Omit the pictures and return every entry exactly as written.

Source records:
-- -- --

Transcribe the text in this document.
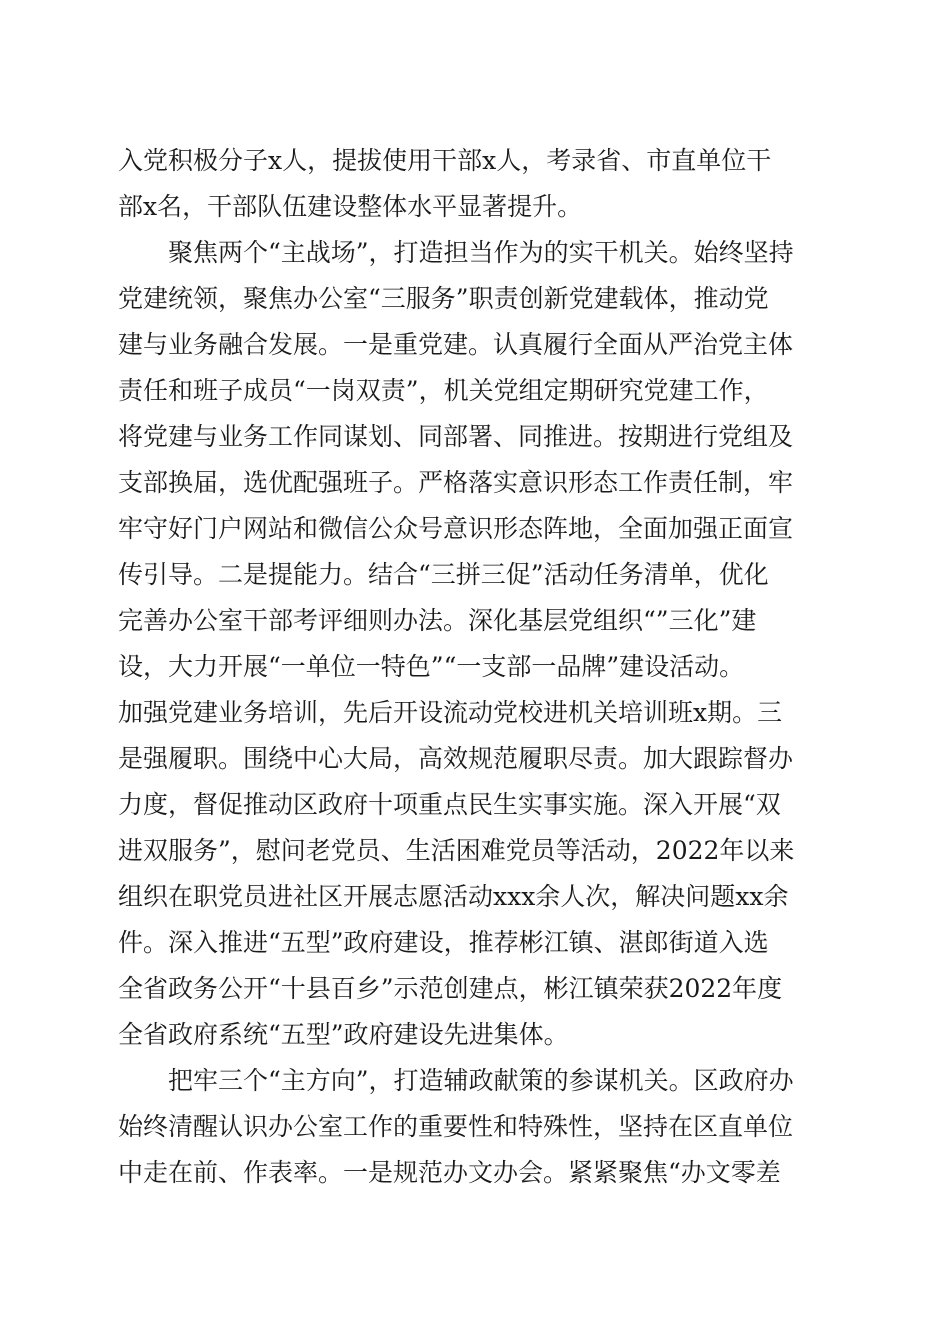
入党积极分子x人，提拔使用干部x人，考录省、市直单位干
部x名，干部队伍建设整体水平显著提升。
聚焦两个“主战场”，打造担当作为的实干机关。始终坚持
党建统领，聚焦办公室“三服务”职责创新党建载体，推动党
建与业务融合发展。一是重党建。认真履行全面从严治党主体
责任和班子成员“一岗双责”，机关党组定期研究党建工作，
将党建与业务工作同谋划、同部署、同推进。按期进行党组及
支部换届，选优配强班子。严格落实意识形态工作责任制，牢
牢守好门户网站和微信公众号意识形态阵地，全面加强正面宣
传引导。二是提能力。结合“三拼三促”活动任务清单，优化
完善办公室干部考评细则办法。深化基层党组织“”三化”建
设，大力开展“一单位一特色”“一支部一品牌”建设活动。
加强党建业务培训，先后开设流动党校进机关培训班x期。三
是强履职。围绕中心大局，高效规范履职尽责。加大跟踪督办
力度，督促推动区政府十项重点民生实事实施。深入开展“双
进双服务”，慰问老党员、生活困难党员等活动，2022年以来
组织在职党员进社区开展志愿活动xxx余人次，解决问题xx余
件。深入推进“五型”政府建设，推荐彬江镇、湛郎街道入选
全省政务公开“十县百乡”示范创建点，彬江镇荣获2022年度
全省政府系统“五型”政府建设先进集体。
把牢三个“主方向”，打造辅政献策的参谋机关。区政府办
始终清醒认识办公室工作的重要性和特殊性，坚持在区直单位
中走在前、作表率。一是规范办文办会。紧紧聚焦“办文零差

-- -- --

**Completed task:**
Transcribe the text in this document.
入党积极分子x人，提拔使用干部x人，考录省、市直单位干
部x名，干部队伍建设整体水平显著提升。
聚焦两个“主战场”，打造担当作为的实干机关。始终坚持
党建统领，聚焦办公室“三服务”职责创新党建载体，推动党
建与业务融合发展。一是重党建。认真履行全面从严治党主体
责任和班子成员“一岗双责”，机关党组定期研究党建工作，
将党建与业务工作同谋划、同部署、同推进。按期进行党组及
支部换届，选优配强班子。严格落实意识形态工作责任制，牢
牢守好门户网站和微信公众号意识形态阵地，全面加强正面宣
传引导。二是提能力。结合“三拼三促”活动任务清单，优化
完善办公室干部考评细则办法。深化基层党组织“”三化”建
设，大力开展“一单位一特色”“一支部一品牌”建设活动。
加强党建业务培训，先后开设流动党校进机关培训班x期。三
是强履职。围绕中心大局，高效规范履职尽责。加大跟踪督办
力度，督促推动区政府十项重点民生实事实施。深入开展“双
进双服务”，慰问老党员、生活困难党员等活动，2022年以来
组织在职党员进社区开展志愿活动xxx余人次，解决问题xx余
件。深入推进“五型”政府建设，推荐彬江镇、湛郎街道入选
全省政务公开“十县百乡”示范创建点，彬江镇荣获2022年度
全省政府系统“五型”政府建设先进集体。
把牢三个“主方向”，打造辅政献策的参谋机关。区政府办
始终清醒认识办公室工作的重要性和特殊性，坚持在区直单位
中走在前、作表率。一是规范办文办会。紧紧聚焦“办文零差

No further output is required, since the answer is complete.